Given task: Copy every line in which the string "total" occurs.

Records for the exercise:
○ ○ ○ ○ ○ ○ ○

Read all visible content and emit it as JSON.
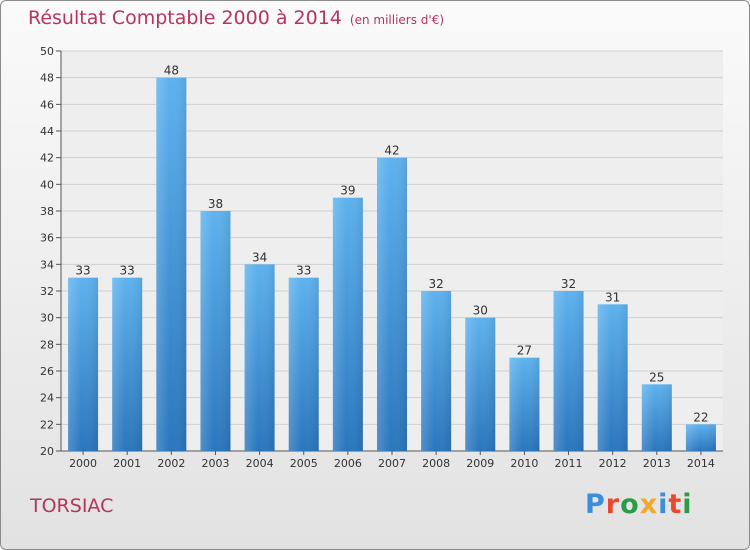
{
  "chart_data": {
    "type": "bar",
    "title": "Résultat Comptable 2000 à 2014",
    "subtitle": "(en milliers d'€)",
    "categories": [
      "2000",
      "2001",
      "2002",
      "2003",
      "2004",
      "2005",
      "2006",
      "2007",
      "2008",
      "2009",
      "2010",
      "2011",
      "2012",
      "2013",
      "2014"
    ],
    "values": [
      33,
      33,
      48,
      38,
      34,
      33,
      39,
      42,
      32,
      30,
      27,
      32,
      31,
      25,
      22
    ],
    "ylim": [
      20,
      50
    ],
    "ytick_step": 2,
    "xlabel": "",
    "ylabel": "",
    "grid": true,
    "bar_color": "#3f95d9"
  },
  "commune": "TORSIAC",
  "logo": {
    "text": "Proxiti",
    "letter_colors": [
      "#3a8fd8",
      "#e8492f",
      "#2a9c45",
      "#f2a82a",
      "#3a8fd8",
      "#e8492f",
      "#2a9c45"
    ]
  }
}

○ ○ ○ ○ ○ ○ ○

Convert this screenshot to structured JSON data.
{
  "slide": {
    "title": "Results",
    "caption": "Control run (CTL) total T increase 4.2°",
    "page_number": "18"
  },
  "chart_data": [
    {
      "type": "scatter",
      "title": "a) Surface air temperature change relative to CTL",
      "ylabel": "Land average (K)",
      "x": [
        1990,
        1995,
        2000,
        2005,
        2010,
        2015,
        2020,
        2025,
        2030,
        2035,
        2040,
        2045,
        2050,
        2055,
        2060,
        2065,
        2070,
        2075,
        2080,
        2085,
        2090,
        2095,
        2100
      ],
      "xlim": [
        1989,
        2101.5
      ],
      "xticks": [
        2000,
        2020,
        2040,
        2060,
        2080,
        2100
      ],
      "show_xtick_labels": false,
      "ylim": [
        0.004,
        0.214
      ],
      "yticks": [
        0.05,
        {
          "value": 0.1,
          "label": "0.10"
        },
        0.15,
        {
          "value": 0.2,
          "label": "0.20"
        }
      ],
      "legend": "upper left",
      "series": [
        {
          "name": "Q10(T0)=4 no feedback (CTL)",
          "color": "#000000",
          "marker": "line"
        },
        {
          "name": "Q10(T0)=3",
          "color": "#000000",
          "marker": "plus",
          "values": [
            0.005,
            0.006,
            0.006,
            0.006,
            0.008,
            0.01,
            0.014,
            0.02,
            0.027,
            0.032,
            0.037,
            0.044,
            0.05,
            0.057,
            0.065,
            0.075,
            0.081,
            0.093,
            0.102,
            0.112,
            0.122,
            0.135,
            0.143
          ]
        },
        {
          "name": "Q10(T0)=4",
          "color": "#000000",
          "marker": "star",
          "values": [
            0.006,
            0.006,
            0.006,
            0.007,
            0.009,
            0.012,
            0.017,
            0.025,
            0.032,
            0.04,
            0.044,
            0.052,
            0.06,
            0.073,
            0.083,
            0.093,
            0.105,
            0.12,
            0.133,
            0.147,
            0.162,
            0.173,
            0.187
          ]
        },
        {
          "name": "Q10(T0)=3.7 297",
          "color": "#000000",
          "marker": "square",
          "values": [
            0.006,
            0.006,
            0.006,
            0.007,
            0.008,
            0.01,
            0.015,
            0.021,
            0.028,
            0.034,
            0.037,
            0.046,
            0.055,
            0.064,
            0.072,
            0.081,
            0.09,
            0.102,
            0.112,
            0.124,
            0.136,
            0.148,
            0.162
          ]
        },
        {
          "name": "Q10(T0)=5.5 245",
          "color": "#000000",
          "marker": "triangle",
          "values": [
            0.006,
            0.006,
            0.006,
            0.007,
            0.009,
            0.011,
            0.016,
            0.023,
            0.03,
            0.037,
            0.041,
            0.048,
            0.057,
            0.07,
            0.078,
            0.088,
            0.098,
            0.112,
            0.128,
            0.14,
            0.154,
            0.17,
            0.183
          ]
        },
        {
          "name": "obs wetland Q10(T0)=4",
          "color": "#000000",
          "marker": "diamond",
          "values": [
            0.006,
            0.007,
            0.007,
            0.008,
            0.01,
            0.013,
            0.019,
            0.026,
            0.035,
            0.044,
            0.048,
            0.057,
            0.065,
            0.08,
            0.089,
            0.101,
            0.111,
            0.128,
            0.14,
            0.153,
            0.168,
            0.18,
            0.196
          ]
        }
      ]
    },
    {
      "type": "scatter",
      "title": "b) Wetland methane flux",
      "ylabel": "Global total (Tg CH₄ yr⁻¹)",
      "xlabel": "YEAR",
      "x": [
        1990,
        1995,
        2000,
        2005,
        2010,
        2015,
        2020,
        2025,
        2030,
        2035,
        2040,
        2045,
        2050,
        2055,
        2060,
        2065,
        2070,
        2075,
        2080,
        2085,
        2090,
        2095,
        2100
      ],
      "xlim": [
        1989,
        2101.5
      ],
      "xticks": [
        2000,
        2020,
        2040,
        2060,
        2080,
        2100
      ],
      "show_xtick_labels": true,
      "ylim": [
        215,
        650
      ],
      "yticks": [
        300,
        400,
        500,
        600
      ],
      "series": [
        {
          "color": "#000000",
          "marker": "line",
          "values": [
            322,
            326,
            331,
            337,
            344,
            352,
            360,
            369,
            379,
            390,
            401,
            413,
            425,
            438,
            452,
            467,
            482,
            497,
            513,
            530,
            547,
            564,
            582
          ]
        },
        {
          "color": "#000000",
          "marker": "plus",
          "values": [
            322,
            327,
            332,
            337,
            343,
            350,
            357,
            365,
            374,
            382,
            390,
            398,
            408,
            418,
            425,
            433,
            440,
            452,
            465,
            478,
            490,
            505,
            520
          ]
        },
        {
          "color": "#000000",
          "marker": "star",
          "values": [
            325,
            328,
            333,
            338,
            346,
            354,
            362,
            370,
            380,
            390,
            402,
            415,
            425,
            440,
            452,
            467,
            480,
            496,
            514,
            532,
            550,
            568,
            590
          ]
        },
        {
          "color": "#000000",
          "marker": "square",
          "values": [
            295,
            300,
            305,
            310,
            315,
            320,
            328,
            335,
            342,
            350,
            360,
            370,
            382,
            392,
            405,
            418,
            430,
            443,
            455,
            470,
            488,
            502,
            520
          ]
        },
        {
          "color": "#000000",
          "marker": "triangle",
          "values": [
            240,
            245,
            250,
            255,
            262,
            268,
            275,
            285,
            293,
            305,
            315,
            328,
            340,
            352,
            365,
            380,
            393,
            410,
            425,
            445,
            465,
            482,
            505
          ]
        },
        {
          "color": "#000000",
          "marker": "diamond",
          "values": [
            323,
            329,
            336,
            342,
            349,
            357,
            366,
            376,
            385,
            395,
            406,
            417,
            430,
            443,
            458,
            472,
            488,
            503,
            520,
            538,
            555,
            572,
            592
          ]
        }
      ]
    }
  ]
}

○ ○ ○ ○ ○ ○ ○

Task output:
    "caption": "Control run (CTL) total T increase 4.2°",
      "ylabel": "Global total (Tg CH₄ yr⁻¹)",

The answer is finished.